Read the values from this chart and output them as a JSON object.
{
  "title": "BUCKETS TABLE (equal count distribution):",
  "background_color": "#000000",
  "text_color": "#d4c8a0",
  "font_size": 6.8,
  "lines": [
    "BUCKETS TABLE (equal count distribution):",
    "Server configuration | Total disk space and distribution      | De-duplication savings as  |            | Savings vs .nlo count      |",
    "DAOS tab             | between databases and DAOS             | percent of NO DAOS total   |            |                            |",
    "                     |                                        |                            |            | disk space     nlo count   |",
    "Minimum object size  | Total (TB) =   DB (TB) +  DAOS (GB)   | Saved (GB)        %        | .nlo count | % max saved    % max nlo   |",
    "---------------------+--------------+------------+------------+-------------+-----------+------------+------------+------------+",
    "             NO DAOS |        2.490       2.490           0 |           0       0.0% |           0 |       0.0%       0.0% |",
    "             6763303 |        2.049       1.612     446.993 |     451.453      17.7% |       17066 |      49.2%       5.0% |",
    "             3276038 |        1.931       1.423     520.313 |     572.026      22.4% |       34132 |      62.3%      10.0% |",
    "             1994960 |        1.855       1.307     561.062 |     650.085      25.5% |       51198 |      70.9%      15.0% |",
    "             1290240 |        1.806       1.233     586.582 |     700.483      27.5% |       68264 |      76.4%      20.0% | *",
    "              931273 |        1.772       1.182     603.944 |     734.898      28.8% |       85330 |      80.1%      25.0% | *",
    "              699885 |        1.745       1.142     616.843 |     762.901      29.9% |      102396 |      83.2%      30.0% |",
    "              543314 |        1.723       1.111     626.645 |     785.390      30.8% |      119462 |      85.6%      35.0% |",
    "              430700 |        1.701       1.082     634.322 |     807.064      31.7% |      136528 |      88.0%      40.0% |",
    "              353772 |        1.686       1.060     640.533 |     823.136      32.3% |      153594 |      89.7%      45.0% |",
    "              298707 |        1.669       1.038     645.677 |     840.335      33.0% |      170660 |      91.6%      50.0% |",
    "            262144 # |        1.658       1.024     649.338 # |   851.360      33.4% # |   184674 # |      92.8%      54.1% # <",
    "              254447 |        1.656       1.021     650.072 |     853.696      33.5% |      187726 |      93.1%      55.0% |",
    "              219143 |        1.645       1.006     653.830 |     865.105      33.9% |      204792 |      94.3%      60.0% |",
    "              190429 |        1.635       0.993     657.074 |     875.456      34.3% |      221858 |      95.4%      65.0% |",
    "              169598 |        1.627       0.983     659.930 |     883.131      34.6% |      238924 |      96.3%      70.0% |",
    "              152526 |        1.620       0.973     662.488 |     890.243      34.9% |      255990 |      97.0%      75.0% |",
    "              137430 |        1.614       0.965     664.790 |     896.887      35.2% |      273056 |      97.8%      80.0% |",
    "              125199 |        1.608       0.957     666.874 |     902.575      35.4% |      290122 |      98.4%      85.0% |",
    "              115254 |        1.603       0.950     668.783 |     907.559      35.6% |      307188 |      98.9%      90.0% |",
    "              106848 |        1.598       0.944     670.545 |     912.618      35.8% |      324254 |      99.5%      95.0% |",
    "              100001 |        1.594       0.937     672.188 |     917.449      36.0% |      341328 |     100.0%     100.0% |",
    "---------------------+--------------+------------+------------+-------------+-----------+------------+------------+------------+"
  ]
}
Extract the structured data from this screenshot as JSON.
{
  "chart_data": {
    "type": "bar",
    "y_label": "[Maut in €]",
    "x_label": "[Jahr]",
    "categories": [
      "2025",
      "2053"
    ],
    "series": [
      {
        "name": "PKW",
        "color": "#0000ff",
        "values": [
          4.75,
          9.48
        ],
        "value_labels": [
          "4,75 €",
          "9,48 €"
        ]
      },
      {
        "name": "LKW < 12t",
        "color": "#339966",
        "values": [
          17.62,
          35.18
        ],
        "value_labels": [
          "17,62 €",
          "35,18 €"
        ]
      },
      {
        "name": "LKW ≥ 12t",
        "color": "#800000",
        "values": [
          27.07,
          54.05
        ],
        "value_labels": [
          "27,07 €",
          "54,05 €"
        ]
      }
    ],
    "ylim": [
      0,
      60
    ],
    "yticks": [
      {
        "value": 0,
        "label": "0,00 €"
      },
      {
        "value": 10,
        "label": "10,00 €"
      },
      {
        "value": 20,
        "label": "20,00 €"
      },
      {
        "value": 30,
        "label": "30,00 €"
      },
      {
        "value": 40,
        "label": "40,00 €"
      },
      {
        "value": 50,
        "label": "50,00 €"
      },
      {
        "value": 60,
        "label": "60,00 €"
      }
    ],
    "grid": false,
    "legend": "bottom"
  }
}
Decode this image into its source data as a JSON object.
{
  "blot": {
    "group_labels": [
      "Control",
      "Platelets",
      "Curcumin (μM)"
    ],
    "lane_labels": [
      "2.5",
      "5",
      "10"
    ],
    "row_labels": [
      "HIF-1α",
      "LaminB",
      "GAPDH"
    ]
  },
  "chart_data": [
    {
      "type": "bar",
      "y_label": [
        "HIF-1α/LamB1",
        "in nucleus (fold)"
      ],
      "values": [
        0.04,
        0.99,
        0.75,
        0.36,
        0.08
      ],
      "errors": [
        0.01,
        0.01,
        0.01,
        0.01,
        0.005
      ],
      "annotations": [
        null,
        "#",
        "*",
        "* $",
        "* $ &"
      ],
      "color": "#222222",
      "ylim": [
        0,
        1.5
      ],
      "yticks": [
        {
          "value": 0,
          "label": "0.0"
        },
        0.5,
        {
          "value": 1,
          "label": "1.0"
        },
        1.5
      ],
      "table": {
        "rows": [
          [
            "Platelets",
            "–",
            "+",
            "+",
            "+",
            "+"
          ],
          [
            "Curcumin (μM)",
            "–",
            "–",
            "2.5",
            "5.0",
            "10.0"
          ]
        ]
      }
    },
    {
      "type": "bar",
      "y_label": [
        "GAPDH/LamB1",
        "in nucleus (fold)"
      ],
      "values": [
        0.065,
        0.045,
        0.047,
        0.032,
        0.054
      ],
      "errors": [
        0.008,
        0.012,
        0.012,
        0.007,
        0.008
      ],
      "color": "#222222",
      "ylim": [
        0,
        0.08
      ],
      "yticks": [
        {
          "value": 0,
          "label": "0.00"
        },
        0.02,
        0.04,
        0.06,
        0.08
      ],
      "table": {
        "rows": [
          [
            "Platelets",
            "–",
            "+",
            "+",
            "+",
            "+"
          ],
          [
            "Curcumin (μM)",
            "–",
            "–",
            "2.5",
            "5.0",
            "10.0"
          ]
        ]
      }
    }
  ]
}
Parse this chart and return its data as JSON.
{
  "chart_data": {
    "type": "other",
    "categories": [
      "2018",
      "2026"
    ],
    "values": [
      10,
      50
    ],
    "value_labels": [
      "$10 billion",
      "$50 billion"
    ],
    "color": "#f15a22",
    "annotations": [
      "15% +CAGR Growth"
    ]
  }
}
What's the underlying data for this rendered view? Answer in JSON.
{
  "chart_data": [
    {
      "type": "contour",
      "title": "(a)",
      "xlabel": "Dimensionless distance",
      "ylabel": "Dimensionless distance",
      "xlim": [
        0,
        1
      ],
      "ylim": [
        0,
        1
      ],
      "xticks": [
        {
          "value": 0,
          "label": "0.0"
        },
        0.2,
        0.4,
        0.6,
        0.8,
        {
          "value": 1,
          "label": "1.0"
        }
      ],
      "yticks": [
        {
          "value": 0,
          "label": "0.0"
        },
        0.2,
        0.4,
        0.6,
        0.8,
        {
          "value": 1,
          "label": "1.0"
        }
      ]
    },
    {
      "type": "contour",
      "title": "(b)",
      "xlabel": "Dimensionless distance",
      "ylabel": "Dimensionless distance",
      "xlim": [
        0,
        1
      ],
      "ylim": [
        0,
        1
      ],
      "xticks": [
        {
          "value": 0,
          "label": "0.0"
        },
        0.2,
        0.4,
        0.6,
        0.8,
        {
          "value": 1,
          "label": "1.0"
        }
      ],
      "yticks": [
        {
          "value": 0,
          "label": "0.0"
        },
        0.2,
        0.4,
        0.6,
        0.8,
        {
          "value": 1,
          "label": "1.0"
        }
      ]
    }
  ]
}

•••••

TASK GOAL: Collect the complete line wherever the string "count" appears in the records.

CORRECT OUTPUT:
  "title": "BUCKETS TABLE (equal count distribution):",
    "BUCKETS TABLE (equal count distribution):",
    "Server configuration | Total disk space and distribution      | De-duplication savings as  |            | Savings vs .nlo count      |",
    "                     |                                        |                            |            | disk space     nlo count   |",
    "Minimum object size  | Total (TB) =   DB (TB) +  DAOS (GB)   | Saved (GB)        %        | .nlo count | % max saved    % max nlo   |",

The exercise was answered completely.